-- Begin SUPPLIED DATA --

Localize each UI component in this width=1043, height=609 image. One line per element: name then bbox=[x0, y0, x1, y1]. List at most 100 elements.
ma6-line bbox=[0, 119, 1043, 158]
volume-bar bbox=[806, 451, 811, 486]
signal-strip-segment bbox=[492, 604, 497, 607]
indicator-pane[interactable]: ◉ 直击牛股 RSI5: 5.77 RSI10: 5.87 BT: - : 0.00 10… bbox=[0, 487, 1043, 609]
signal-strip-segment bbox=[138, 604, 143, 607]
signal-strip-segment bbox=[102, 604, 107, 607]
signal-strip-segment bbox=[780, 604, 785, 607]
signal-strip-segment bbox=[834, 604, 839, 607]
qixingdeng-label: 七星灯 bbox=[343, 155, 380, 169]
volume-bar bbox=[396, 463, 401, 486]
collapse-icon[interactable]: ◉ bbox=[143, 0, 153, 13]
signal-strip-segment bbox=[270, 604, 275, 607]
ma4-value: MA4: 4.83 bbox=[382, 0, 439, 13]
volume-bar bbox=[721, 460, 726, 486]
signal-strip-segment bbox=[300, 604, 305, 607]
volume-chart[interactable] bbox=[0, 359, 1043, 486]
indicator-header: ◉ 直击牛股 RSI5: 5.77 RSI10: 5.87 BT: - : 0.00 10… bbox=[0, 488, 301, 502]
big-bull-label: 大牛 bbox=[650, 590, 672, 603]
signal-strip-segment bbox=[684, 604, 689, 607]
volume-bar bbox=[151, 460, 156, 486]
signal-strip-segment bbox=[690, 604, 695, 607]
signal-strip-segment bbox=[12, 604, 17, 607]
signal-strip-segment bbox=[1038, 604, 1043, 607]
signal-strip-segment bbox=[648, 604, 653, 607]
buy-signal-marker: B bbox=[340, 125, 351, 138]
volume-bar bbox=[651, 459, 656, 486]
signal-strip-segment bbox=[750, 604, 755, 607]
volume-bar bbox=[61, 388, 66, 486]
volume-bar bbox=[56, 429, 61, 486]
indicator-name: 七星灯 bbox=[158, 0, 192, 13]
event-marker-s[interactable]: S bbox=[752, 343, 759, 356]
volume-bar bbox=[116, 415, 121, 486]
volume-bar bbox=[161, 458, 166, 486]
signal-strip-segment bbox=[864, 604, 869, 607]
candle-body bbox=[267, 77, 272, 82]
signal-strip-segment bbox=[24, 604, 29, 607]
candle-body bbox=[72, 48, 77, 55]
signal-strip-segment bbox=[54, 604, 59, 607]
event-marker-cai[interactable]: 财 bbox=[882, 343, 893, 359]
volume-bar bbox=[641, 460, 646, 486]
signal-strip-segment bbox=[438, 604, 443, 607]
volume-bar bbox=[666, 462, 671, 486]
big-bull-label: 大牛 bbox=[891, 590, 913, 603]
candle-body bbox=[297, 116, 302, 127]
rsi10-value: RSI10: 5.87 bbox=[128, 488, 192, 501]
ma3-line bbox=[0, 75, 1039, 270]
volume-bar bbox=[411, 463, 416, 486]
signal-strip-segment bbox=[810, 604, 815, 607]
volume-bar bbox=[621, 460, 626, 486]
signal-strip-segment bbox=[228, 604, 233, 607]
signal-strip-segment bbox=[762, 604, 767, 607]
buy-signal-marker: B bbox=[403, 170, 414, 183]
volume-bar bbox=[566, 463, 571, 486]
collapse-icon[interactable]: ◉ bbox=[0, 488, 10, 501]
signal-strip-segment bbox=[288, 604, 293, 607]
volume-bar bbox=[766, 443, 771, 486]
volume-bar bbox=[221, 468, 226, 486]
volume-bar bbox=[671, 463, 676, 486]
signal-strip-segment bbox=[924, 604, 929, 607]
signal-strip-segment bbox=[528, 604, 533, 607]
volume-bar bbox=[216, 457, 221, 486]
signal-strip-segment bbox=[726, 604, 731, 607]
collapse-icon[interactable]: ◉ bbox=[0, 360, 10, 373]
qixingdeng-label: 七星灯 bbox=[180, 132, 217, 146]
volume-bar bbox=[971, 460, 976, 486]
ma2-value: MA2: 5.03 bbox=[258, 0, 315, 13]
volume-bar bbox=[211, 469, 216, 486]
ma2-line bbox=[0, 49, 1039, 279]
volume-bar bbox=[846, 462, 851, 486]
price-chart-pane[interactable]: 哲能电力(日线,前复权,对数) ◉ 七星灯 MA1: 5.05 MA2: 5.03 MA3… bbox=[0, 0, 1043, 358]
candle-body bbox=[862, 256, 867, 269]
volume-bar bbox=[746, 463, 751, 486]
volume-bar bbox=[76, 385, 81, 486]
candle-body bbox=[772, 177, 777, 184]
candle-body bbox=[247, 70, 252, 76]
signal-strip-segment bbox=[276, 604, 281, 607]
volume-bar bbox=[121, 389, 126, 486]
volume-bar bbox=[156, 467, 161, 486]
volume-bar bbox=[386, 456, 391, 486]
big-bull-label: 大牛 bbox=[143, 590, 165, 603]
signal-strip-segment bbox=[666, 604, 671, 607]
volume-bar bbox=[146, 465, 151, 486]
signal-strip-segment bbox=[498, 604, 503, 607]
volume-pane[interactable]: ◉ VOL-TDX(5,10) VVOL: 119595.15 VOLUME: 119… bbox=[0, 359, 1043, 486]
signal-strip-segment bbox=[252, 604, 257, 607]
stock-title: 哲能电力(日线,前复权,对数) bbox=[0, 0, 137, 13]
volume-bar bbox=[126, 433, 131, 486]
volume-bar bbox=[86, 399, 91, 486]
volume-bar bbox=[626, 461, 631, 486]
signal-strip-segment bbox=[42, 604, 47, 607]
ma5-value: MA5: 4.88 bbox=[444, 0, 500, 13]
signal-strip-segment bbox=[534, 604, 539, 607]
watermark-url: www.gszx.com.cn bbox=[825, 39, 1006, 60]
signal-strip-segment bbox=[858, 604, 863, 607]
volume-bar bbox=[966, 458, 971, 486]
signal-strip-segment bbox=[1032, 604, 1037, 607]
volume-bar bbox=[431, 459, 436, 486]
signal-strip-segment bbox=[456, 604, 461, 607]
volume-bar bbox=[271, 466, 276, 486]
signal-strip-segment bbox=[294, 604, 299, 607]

-- End SUPPLIED DATA --

[WHAT YOU ARE ASKED TO DO] Put everything from the first of the rows above down to and including the line containing "signal-strip-segment bbox=[102, 604, 107, 607]" into a numbered list, leaving out any blank lines.

[PROBLEM SOLUTION]
1. Localize each UI component in this width=1043, height=609 image. One line per element: name then bbox=[x0, y0, x1, y1]. List at most 100 elements.
2. ma6-line bbox=[0, 119, 1043, 158]
3. volume-bar bbox=[806, 451, 811, 486]
4. signal-strip-segment bbox=[492, 604, 497, 607]
5. indicator-pane[interactable]: ◉ 直击牛股 RSI5: 5.77 RSI10: 5.87 BT: - : 0.00 10… bbox=[0, 487, 1043, 609]
6. signal-strip-segment bbox=[138, 604, 143, 607]
7. signal-strip-segment bbox=[102, 604, 107, 607]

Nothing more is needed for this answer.